§ Challenge:
Render the lines of the rows below as a numbered list, skipping blank lines. Leave the pictures out.

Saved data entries
━━━━━━━━━━━━━━━━

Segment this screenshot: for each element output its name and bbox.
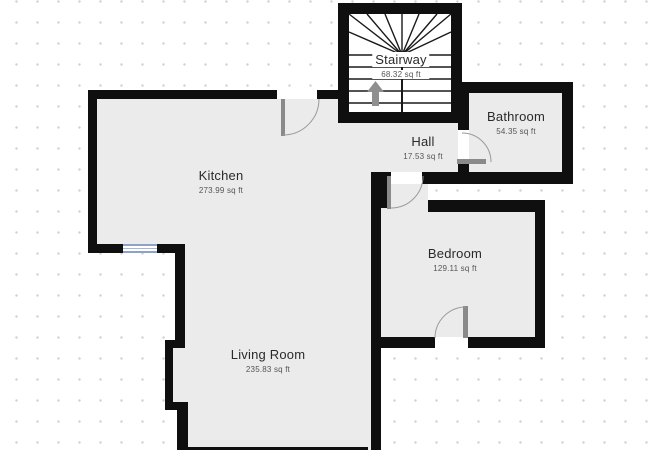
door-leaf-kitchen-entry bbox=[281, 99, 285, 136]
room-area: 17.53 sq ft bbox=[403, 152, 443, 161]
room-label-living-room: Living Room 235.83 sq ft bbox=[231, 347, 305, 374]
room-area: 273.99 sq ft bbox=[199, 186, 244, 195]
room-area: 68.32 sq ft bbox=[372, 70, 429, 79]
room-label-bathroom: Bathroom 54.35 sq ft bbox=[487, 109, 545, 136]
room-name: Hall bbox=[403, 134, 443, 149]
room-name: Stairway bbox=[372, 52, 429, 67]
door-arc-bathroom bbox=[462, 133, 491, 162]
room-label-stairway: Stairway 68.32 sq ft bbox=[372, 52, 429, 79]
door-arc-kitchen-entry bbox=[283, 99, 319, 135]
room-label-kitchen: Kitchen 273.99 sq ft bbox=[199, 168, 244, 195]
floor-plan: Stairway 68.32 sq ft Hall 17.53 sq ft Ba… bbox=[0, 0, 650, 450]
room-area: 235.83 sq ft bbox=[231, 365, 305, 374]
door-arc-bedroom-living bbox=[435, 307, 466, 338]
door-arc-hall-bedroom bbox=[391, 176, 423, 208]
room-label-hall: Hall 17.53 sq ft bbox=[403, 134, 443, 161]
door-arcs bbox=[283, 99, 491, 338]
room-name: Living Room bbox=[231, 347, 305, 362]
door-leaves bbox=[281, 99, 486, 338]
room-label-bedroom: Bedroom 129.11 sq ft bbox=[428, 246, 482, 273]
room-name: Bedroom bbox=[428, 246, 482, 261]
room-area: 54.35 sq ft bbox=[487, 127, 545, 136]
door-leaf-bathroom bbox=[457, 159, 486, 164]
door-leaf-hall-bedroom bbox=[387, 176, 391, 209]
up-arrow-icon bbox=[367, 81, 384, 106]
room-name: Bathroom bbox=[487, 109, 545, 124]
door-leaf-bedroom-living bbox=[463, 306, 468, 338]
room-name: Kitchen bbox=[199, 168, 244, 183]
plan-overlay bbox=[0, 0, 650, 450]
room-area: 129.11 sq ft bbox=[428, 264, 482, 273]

━━━━━━━━━━━━━━━━

§ Output below:
1. Segment this screenshot: for each element output its name and bbox.
2. door-leaf-kitchen-entry bbox=[281, 99, 285, 136]
3. room-area: 17.53 sq ft bbox=[403, 152, 443, 161]
4. room-label-living-room: Living Room 235.83 sq ft bbox=[231, 347, 305, 374]
5. room-area: 273.99 sq ft bbox=[199, 186, 244, 195]
6. room-area: 68.32 sq ft bbox=[372, 70, 429, 79]
7. room-label-bathroom: Bathroom 54.35 sq ft bbox=[487, 109, 545, 136]
8. room-name: Hall bbox=[403, 134, 443, 149]
9. room-name: Stairway bbox=[372, 52, 429, 67]
10. door-arc-bathroom bbox=[462, 133, 491, 162]
11. room-label-stairway: Stairway 68.32 sq ft bbox=[372, 52, 429, 79]
12. door-arc-kitchen-entry bbox=[283, 99, 319, 135]
13. room-label-kitchen: Kitchen 273.99 sq ft bbox=[199, 168, 244, 195]
14. floor-plan: Stairway 68.32 sq ft Hall 17.53 sq ft Ba… bbox=[0, 0, 650, 450]
15. room-area: 235.83 sq ft bbox=[231, 365, 305, 374]
16. door-arc-bedroom-living bbox=[435, 307, 466, 338]
17. door-arc-hall-bedroom bbox=[391, 176, 423, 208]
18. room-label-hall: Hall 17.53 sq ft bbox=[403, 134, 443, 161]
19. door-arcs bbox=[283, 99, 491, 338]
20. room-name: Living Room bbox=[231, 347, 305, 362]
21. door-leaves bbox=[281, 99, 486, 338]
22. room-label-bedroom: Bedroom 129.11 sq ft bbox=[428, 246, 482, 273]
23. room-name: Bedroom bbox=[428, 246, 482, 261]
24. room-area: 54.35 sq ft bbox=[487, 127, 545, 136]
25. door-leaf-bathroom bbox=[457, 159, 486, 164]
26. door-leaf-hall-bedroom bbox=[387, 176, 391, 209]
27. up-arrow-icon bbox=[367, 81, 384, 106]
28. room-name: Bathroom bbox=[487, 109, 545, 124]
29. door-leaf-bedroom-living bbox=[463, 306, 468, 338]
30. room-name: Kitchen bbox=[199, 168, 244, 183]
31. plan-overlay bbox=[0, 0, 650, 450]
32. room-area: 129.11 sq ft bbox=[428, 264, 482, 273]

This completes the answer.